> [Work to be completed]: Quote the records beneath, complete and exact. Leave out images.

> [Data entries]:
★ ★ ★ ★ ★ ★ ★
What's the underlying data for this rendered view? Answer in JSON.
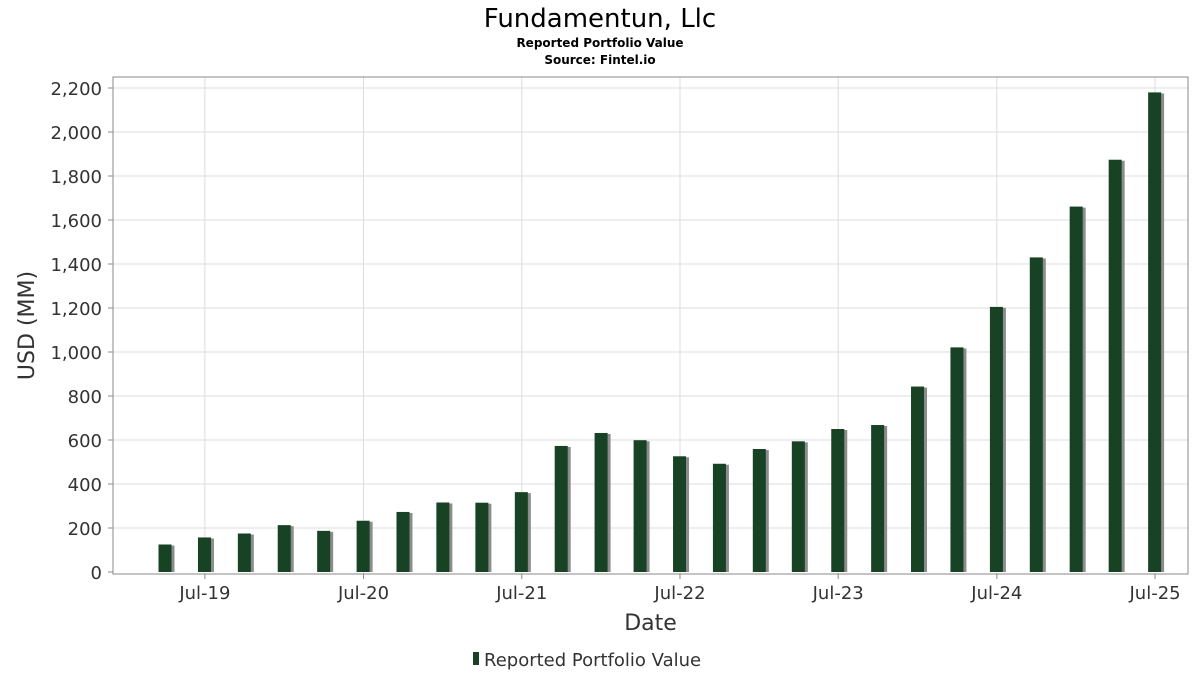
{
  "header": {
    "title": "Fundamentun, Llc",
    "subtitle": "Reported Portfolio Value",
    "source": "Source: Fintel.io"
  },
  "colors": {
    "bar": "#174224",
    "bar_shadow": "#8c8c8c",
    "grid": "#dddddd",
    "axis": "#888888",
    "text": "#333333"
  },
  "chart_data": {
    "type": "bar",
    "title": "Fundamentun, Llc",
    "subtitle": "Reported Portfolio Value",
    "xlabel": "Date",
    "ylabel": "USD (MM)",
    "ylim": [
      0,
      2250
    ],
    "yticks": [
      0,
      200,
      400,
      600,
      800,
      1000,
      1200,
      1400,
      1600,
      1800,
      2000,
      2200
    ],
    "ytick_labels": [
      "0",
      "200",
      "400",
      "600",
      "800",
      "1,000",
      "1,200",
      "1,400",
      "1,600",
      "1,800",
      "2,000",
      "2,200"
    ],
    "xlim": [
      "2018-12-01",
      "2025-09-15"
    ],
    "xticks": [
      "2019-07-01",
      "2020-07-01",
      "2021-07-01",
      "2022-07-01",
      "2023-07-01",
      "2024-07-01",
      "2025-07-01"
    ],
    "xtick_labels": [
      "Jul-19",
      "Jul-20",
      "Jul-21",
      "Jul-22",
      "Jul-23",
      "Jul-24",
      "Jul-25"
    ],
    "grid": true,
    "legend": "bottom-center",
    "series": [
      {
        "name": "Reported Portfolio Value",
        "x": [
          "2019-03-31",
          "2019-06-30",
          "2019-09-30",
          "2019-12-31",
          "2020-03-31",
          "2020-06-30",
          "2020-09-30",
          "2020-12-31",
          "2021-03-31",
          "2021-06-30",
          "2021-09-30",
          "2021-12-31",
          "2022-03-31",
          "2022-06-30",
          "2022-09-30",
          "2022-12-31",
          "2023-03-31",
          "2023-06-30",
          "2023-09-30",
          "2023-12-31",
          "2024-03-31",
          "2024-06-30",
          "2024-09-30",
          "2024-12-31",
          "2025-03-31",
          "2025-06-30"
        ],
        "values": [
          125,
          157,
          175,
          213,
          187,
          233,
          273,
          316,
          315,
          363,
          573,
          632,
          599,
          526,
          492,
          559,
          594,
          650,
          668,
          843,
          1021,
          1205,
          1430,
          1661,
          1874,
          2180
        ]
      }
    ]
  }
}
★ ★ ★ ★ ★ ★ ★
> [Task response]:
What's the underlying data for this rendered view? Answer in JSON.
{
  "header": {
    "title": "Fundamentun, Llc",
    "subtitle": "Reported Portfolio Value",
    "source": "Source: Fintel.io"
  },
  "colors": {
    "bar": "#174224",
    "bar_shadow": "#8c8c8c",
    "grid": "#dddddd",
    "axis": "#888888",
    "text": "#333333"
  },
  "chart_data": {
    "type": "bar",
    "title": "Fundamentun, Llc",
    "subtitle": "Reported Portfolio Value",
    "xlabel": "Date",
    "ylabel": "USD (MM)",
    "ylim": [
      0,
      2250
    ],
    "yticks": [
      0,
      200,
      400,
      600,
      800,
      1000,
      1200,
      1400,
      1600,
      1800,
      2000,
      2200
    ],
    "ytick_labels": [
      "0",
      "200",
      "400",
      "600",
      "800",
      "1,000",
      "1,200",
      "1,400",
      "1,600",
      "1,800",
      "2,000",
      "2,200"
    ],
    "xlim": [
      "2018-12-01",
      "2025-09-15"
    ],
    "xticks": [
      "2019-07-01",
      "2020-07-01",
      "2021-07-01",
      "2022-07-01",
      "2023-07-01",
      "2024-07-01",
      "2025-07-01"
    ],
    "xtick_labels": [
      "Jul-19",
      "Jul-20",
      "Jul-21",
      "Jul-22",
      "Jul-23",
      "Jul-24",
      "Jul-25"
    ],
    "grid": true,
    "legend": "bottom-center",
    "series": [
      {
        "name": "Reported Portfolio Value",
        "x": [
          "2019-03-31",
          "2019-06-30",
          "2019-09-30",
          "2019-12-31",
          "2020-03-31",
          "2020-06-30",
          "2020-09-30",
          "2020-12-31",
          "2021-03-31",
          "2021-06-30",
          "2021-09-30",
          "2021-12-31",
          "2022-03-31",
          "2022-06-30",
          "2022-09-30",
          "2022-12-31",
          "2023-03-31",
          "2023-06-30",
          "2023-09-30",
          "2023-12-31",
          "2024-03-31",
          "2024-06-30",
          "2024-09-30",
          "2024-12-31",
          "2025-03-31",
          "2025-06-30"
        ],
        "values": [
          125,
          157,
          175,
          213,
          187,
          233,
          273,
          316,
          315,
          363,
          573,
          632,
          599,
          526,
          492,
          559,
          594,
          650,
          668,
          843,
          1021,
          1205,
          1430,
          1661,
          1874,
          2180
        ]
      }
    ]
  }
}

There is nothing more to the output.